Entries taken from a collection

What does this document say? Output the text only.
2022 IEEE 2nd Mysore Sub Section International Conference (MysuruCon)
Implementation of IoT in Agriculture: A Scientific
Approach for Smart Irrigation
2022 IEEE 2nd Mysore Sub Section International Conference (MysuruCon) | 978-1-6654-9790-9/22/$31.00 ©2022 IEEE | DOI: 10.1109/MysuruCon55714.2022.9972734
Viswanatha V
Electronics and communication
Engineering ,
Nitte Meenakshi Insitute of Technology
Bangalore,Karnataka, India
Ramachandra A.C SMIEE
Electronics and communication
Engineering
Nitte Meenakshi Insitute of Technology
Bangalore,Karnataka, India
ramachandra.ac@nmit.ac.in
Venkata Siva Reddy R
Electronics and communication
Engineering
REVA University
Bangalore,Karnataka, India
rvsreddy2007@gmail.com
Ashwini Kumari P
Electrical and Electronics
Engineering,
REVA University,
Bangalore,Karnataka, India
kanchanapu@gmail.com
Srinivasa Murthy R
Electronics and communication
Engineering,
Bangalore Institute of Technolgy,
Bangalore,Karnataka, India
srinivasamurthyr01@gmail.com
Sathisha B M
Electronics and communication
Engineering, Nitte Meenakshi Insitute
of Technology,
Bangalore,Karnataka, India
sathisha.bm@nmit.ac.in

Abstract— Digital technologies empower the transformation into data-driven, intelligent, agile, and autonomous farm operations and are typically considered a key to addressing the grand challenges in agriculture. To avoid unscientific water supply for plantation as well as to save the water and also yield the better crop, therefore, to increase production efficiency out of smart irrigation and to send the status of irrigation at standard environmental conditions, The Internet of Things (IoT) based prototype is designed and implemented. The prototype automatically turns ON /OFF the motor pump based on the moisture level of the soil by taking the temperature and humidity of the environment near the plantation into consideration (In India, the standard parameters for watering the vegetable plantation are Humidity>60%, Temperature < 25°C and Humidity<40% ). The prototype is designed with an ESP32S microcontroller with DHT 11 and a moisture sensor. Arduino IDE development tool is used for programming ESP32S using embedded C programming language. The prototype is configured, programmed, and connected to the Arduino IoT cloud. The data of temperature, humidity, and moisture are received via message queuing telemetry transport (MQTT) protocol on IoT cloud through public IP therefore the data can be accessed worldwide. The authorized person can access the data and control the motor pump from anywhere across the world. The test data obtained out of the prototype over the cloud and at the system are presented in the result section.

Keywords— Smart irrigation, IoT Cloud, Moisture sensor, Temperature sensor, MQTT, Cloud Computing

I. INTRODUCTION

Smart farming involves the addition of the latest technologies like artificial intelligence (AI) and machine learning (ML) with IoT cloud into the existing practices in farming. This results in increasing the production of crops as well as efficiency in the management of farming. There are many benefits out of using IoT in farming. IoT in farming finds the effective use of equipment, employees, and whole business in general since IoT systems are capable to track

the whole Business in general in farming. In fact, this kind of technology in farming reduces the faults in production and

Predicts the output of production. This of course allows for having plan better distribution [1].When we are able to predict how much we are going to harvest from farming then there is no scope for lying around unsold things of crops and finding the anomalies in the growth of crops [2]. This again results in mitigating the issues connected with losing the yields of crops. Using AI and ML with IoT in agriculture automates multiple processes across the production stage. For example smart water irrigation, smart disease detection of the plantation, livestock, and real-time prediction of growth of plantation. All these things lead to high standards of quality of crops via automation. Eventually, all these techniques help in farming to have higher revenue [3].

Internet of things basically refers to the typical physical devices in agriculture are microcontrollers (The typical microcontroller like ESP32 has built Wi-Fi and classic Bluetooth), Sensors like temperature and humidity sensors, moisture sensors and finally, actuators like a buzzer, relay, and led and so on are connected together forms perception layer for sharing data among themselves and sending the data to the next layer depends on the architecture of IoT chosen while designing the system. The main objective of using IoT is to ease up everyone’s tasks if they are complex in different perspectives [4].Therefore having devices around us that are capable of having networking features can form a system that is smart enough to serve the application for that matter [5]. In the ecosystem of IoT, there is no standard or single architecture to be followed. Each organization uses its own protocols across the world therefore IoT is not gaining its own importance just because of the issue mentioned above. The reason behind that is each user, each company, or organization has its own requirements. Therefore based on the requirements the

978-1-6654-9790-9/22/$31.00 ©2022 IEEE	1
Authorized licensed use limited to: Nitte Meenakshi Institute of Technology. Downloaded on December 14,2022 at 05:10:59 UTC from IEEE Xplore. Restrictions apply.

Exercise goal: Faithfully transcribe the whole of the data.

Exercise answer:
What does this document say? Output the text only.
2022 IEEE 2nd Mysore Sub Section International Conference (MysuruCon)
Implementation of IoT in Agriculture: A Scientific
Approach for Smart Irrigation
2022 IEEE 2nd Mysore Sub Section International Conference (MysuruCon) | 978-1-6654-9790-9/22/$31.00 ©2022 IEEE | DOI: 10.1109/MysuruCon55714.2022.9972734
Viswanatha V
Electronics and communication
Engineering ,
Nitte Meenakshi Insitute of Technology
Bangalore,Karnataka, India
Ramachandra A.C SMIEE
Electronics and communication
Engineering
Nitte Meenakshi Insitute of Technology
Bangalore,Karnataka, India
ramachandra.ac@nmit.ac.in
Venkata Siva Reddy R
Electronics and communication
Engineering
REVA University
Bangalore,Karnataka, India
rvsreddy2007@gmail.com
Ashwini Kumari P
Electrical and Electronics
Engineering,
REVA University,
Bangalore,Karnataka, India
kanchanapu@gmail.com
Srinivasa Murthy R
Electronics and communication
Engineering,
Bangalore Institute of Technolgy,
Bangalore,Karnataka, India
srinivasamurthyr01@gmail.com
Sathisha B M
Electronics and communication
Engineering, Nitte Meenakshi Insitute
of Technology,
Bangalore,Karnataka, India
sathisha.bm@nmit.ac.in

Abstract— Digital technologies empower the transformation into data-driven, intelligent, agile, and autonomous farm operations and are typically considered a key to addressing the grand challenges in agriculture. To avoid unscientific water supply for plantation as well as to save the water and also yield the better crop, therefore, to increase production efficiency out of smart irrigation and to send the status of irrigation at standard environmental conditions, The Internet of Things (IoT) based prototype is designed and implemented. The prototype automatically turns ON /OFF the motor pump based on the moisture level of the soil by taking the temperature and humidity of the environment near the plantation into consideration (In India, the standard parameters for watering the vegetable plantation are Humidity>60%, Temperature < 25°C and Humidity<40% ). The prototype is designed with an ESP32S microcontroller with DHT 11 and a moisture sensor. Arduino IDE development tool is used for programming ESP32S using embedded C programming language. The prototype is configured, programmed, and connected to the Arduino IoT cloud. The data of temperature, humidity, and moisture are received via message queuing telemetry transport (MQTT) protocol on IoT cloud through public IP therefore the data can be accessed worldwide. The authorized person can access the data and control the motor pump from anywhere across the world. The test data obtained out of the prototype over the cloud and at the system are presented in the result section.

Keywords— Smart irrigation, IoT Cloud, Moisture sensor, Temperature sensor, MQTT, Cloud Computing

I. INTRODUCTION

Smart farming involves the addition of the latest technologies like artificial intelligence (AI) and machine learning (ML) with IoT cloud into the existing practices in farming. This results in increasing the production of crops as well as efficiency in the management of farming. There are many benefits out of using IoT in farming. IoT in farming finds the effective use of equipment, employees, and whole business in general since IoT systems are capable to track

the whole Business in general in farming. In fact, this kind of technology in farming reduces the faults in production and

Predicts the output of production. This of course allows for having plan better distribution [1].When we are able to predict how much we are going to harvest from farming then there is no scope for lying around unsold things of crops and finding the anomalies in the growth of crops [2]. This again results in mitigating the issues connected with losing the yields of crops. Using AI and ML with IoT in agriculture automates multiple processes across the production stage. For example smart water irrigation, smart disease detection of the plantation, livestock, and real-time prediction of growth of plantation. All these things lead to high standards of quality of crops via automation. Eventually, all these techniques help in farming to have higher revenue [3].

Internet of things basically refers to the typical physical devices in agriculture are microcontrollers (The typical microcontroller like ESP32 has built Wi-Fi and classic Bluetooth), Sensors like temperature and humidity sensors, moisture sensors and finally, actuators like a buzzer, relay, and led and so on are connected together forms perception layer for sharing data among themselves and sending the data to the next layer depends on the architecture of IoT chosen while designing the system. The main objective of using IoT is to ease up everyone’s tasks if they are complex in different perspectives [4].Therefore having devices around us that are capable of having networking features can form a system that is smart enough to serve the application for that matter [5]. In the ecosystem of IoT, there is no standard or single architecture to be followed. Each organization uses its own protocols across the world therefore IoT is not gaining its own importance just because of the issue mentioned above. The reason behind that is each user, each company, or organization has its own requirements. Therefore based on the requirements the

978-1-6654-9790-9/22/$31.00 ©2022 IEEE	1
Authorized licensed use limited to: Nitte Meenakshi Institute of Technology. Downloaded on December 14,2022 at 05:10:59 UTC from IEEE Xplore. Restrictions apply.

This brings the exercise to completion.